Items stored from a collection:

= = = =

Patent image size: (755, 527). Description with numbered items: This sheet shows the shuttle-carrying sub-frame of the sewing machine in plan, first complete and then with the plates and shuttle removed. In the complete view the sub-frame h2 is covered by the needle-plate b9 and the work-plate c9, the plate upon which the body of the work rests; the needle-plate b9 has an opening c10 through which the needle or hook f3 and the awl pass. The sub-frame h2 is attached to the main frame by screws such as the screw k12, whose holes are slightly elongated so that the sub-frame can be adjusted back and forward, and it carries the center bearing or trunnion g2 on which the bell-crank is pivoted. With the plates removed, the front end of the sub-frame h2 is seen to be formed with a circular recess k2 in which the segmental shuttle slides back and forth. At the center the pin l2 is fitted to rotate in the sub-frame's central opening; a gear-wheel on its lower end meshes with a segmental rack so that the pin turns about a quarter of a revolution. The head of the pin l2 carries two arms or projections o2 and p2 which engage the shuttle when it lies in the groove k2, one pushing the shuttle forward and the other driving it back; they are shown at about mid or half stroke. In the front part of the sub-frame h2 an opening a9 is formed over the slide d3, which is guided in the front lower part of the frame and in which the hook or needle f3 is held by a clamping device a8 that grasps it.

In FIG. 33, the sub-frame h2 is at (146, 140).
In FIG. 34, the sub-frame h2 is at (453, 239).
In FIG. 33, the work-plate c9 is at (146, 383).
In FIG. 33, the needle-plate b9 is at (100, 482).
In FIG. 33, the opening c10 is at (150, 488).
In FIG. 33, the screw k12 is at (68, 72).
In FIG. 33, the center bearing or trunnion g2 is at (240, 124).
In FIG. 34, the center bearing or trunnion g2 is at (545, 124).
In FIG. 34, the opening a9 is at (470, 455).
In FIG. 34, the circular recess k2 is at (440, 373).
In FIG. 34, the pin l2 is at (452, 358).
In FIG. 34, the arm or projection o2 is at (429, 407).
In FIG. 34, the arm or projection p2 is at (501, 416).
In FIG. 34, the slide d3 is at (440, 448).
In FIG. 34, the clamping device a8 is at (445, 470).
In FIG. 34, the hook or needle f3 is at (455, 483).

= = = =

**What this task involves**. Convert each line of the material above into a JSON list of strings, one string per line, omitting any blank lines.

**Output below**.
[
  "Patent image size: (755, 527). Description with numbered items: This sheet shows the shuttle-carrying sub-frame of the sewing machine in plan, first complete and then with the plates and shuttle removed. In the complete view the sub-frame h2 is covered by the needle-plate b9 and the work-plate c9, the plate upon which the body of the work rests; the needle-plate b9 has an opening c10 through which the needle or hook f3 and the awl pass. The sub-frame h2 is attached to the main frame by screws such as the screw k12, whose holes are slightly elongated so that the sub-frame can be adjusted back and forward, and it carries the center bearing or trunnion g2 on which the bell-crank is pivoted. With the plates removed, the front end of the sub-frame h2 is seen to be formed with a circular recess k2 in which the segmental shuttle slides back and forth. At the center the pin l2 is fitted to rotate in the sub-frame's central opening; a gear-wheel on its lower end meshes with a segmental rack so that the pin turns about a quarter of a revolution. The head of the pin l2 carries two arms or projections o2 and p2 which engage the shuttle when it lies in the groove k2, one pushing the shuttle forward and the other driving it back; they are shown at about mid or half stroke. In the front part of the sub-frame h2 an opening a9 is formed over the slide d3, which is guided in the front lower part of the frame and in which the hook or needle f3 is held by a clamping device a8 that grasps it.",
  "In FIG. 33, the sub-frame h2 is at (146, 140).",
  "In FIG. 34, the sub-frame h2 is at (453, 239).",
  "In FIG. 33, the work-plate c9 is at (146, 383).",
  "In FIG. 33, the needle-plate b9 is at (100, 482).",
  "In FIG. 33, the opening c10 is at (150, 488).",
  "In FIG. 33, the screw k12 is at (68, 72).",
  "In FIG. 33, the center bearing or trunnion g2 is at (240, 124).",
  "In FIG. 34, the center bearing or trunnion g2 is at (545, 124).",
  "In FIG. 34, the opening a9 is at (470, 455).",
  "In FIG. 34, the circular recess k2 is at (440, 373).",
  "In FIG. 34, the pin l2 is at (452, 358).",
  "In FIG. 34, the arm or projection o2 is at (429, 407).",
  "In FIG. 34, the arm or projection p2 is at (501, 416).",
  "In FIG. 34, the slide d3 is at (440, 448).",
  "In FIG. 34, the clamping device a8 is at (445, 470).",
  "In FIG. 34, the hook or needle f3 is at (455, 483)."
]